## WHAT IS EXPECTED
Your task is to count the lines of the entries below that include the word "name" and to give only the resulting number.

==== LISTED ENTRIES ====

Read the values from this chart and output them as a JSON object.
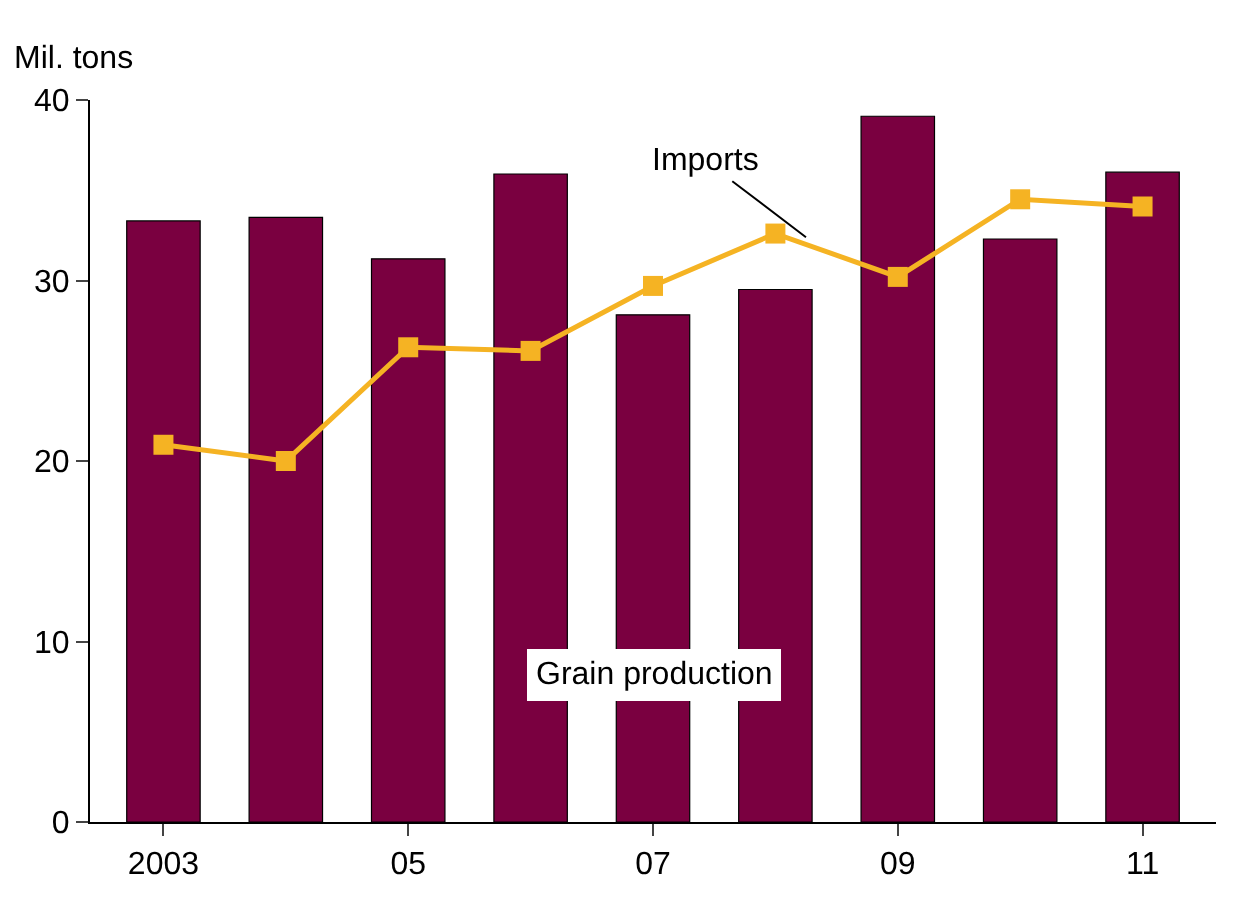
{
  "chart_data": {
    "type": "bar",
    "ylabel": "Mil. tons",
    "categories": [
      "2003",
      null,
      "05",
      null,
      "07",
      null,
      "09",
      null,
      "11"
    ],
    "series": [
      {
        "name": "Grain production",
        "color": "#7a0040",
        "values": [
          33.3,
          33.5,
          31.2,
          35.9,
          28.1,
          29.5,
          39.1,
          32.3,
          36.0
        ]
      },
      {
        "name": "Imports",
        "type": "line",
        "color": "#f5b323",
        "marker": "square",
        "values": [
          20.9,
          20.0,
          26.3,
          26.1,
          29.7,
          32.6,
          30.2,
          34.5,
          34.1
        ]
      }
    ],
    "ylim": [
      0,
      40
    ],
    "yticks": [
      0,
      10,
      20,
      30,
      40
    ],
    "legend": false
  }
}
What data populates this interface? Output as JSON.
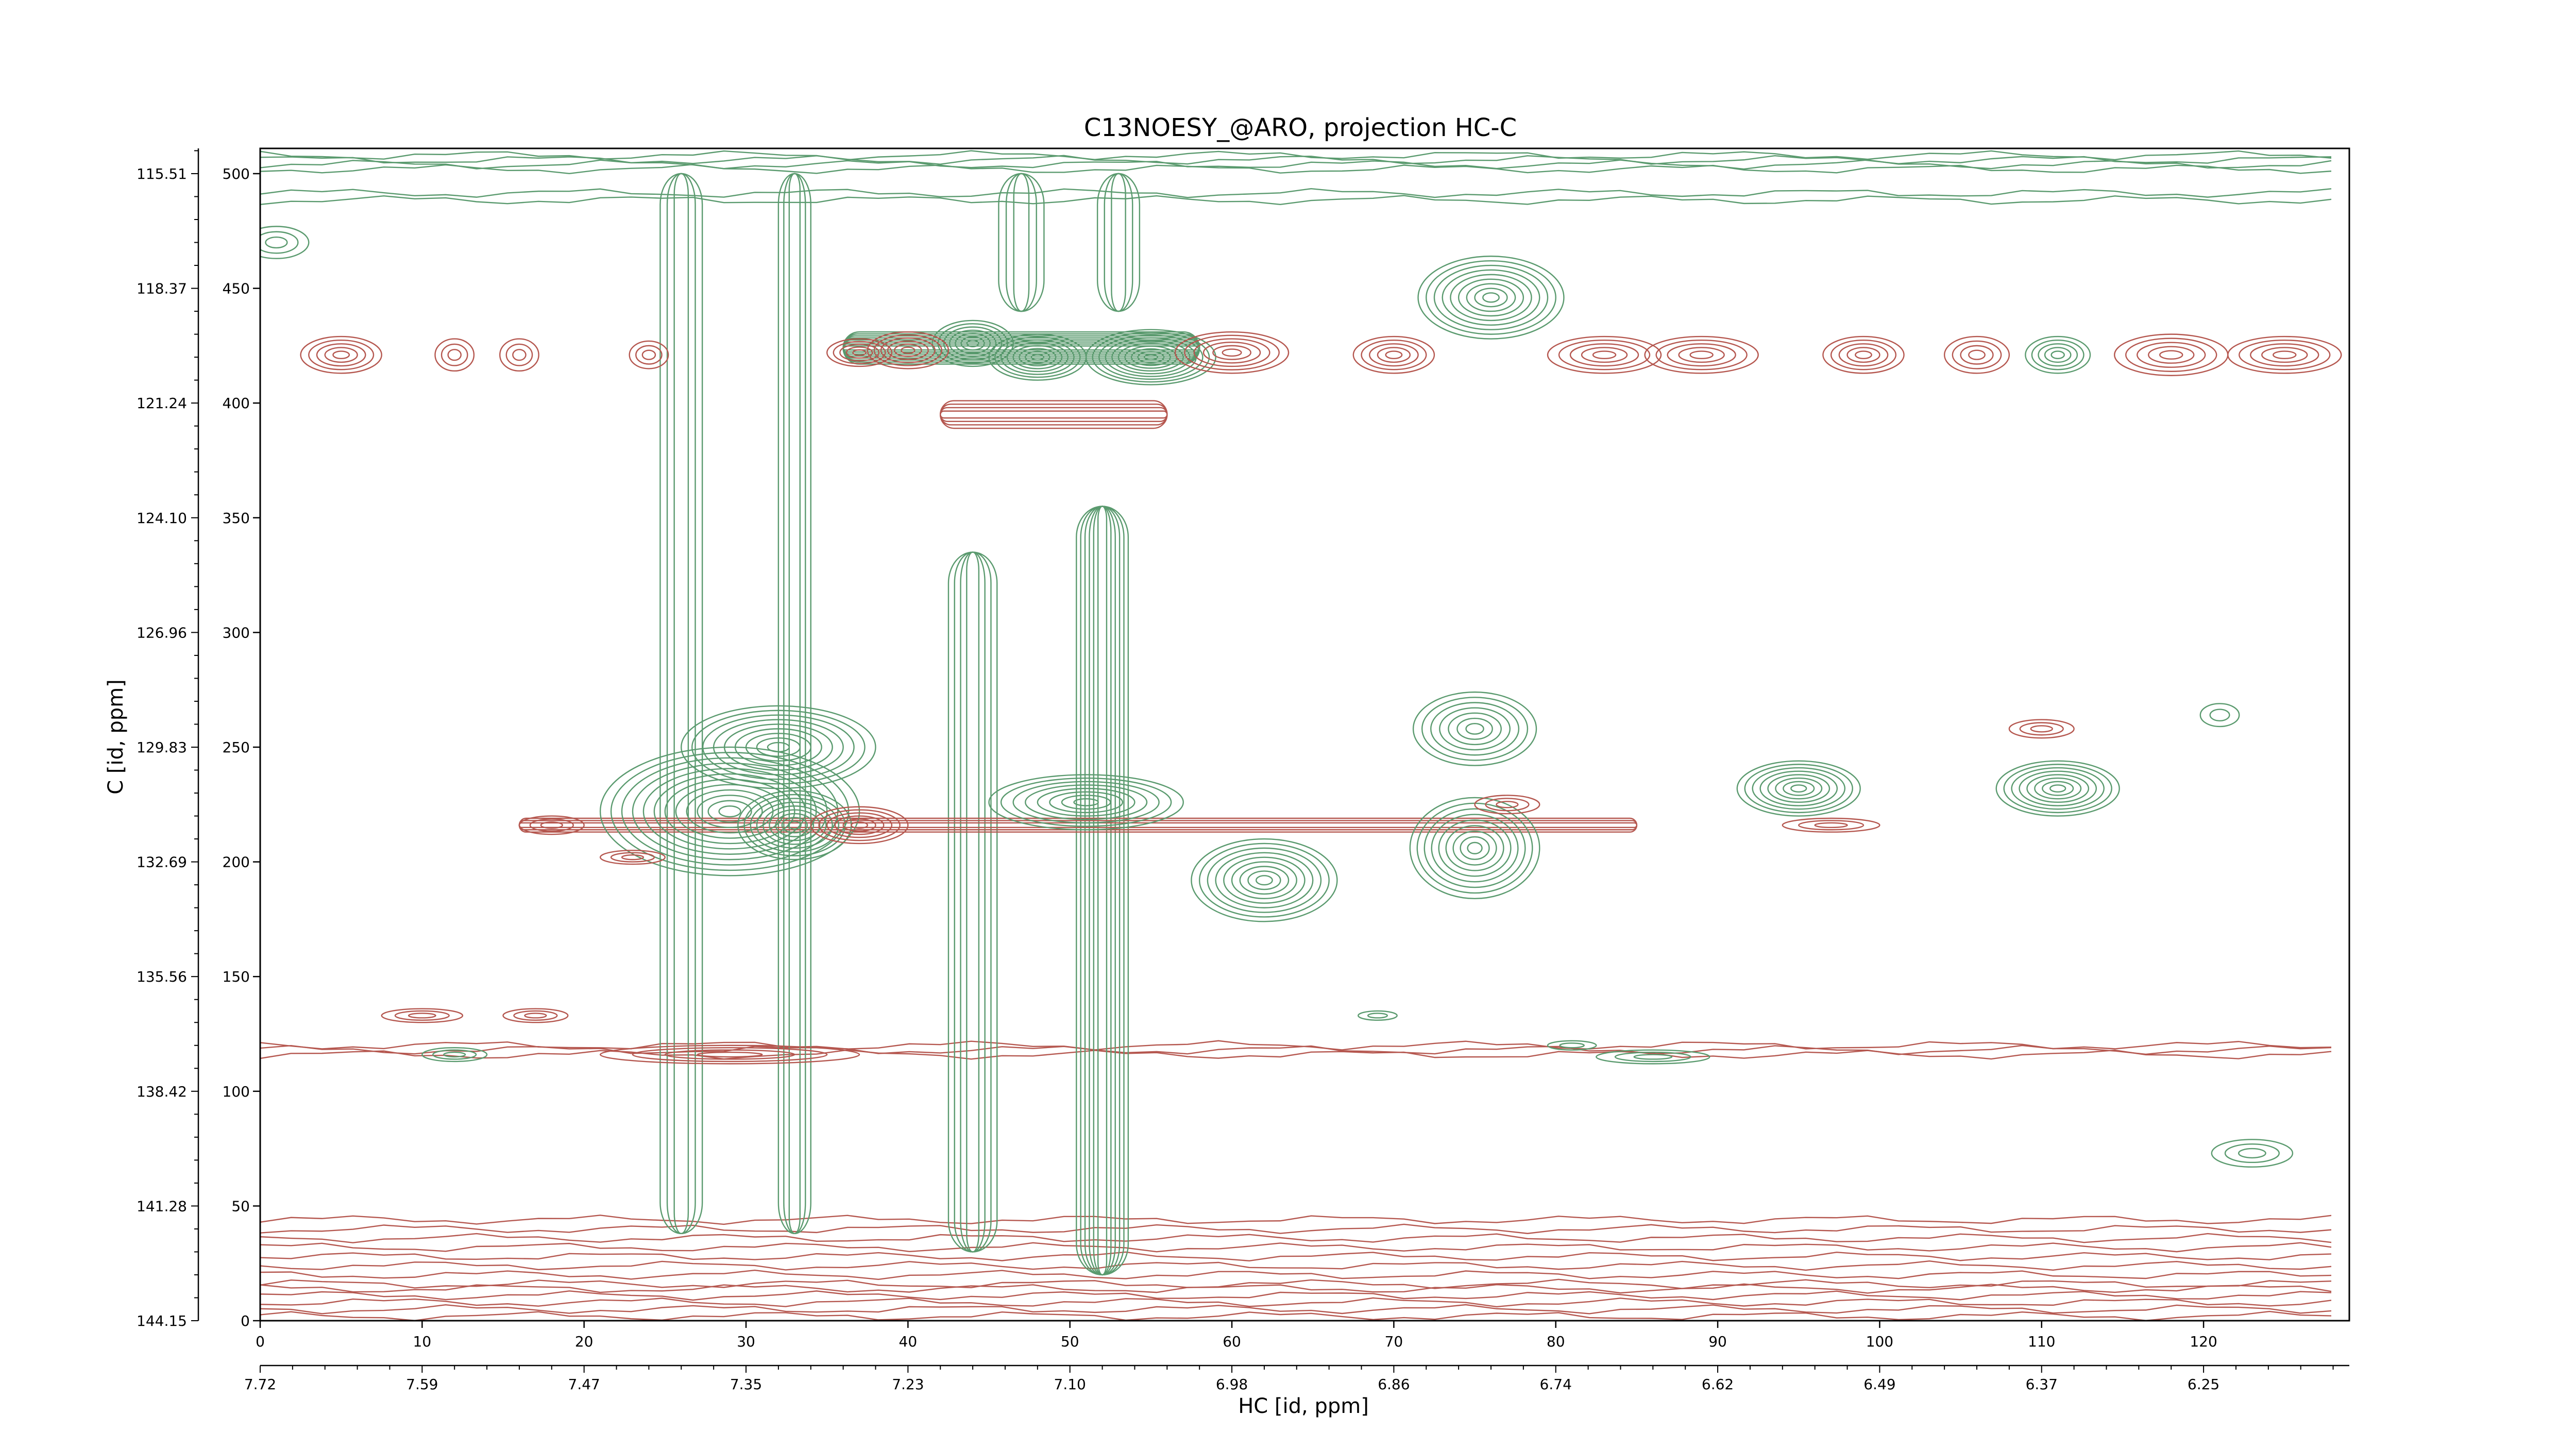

====

## TASK RESPONSE
2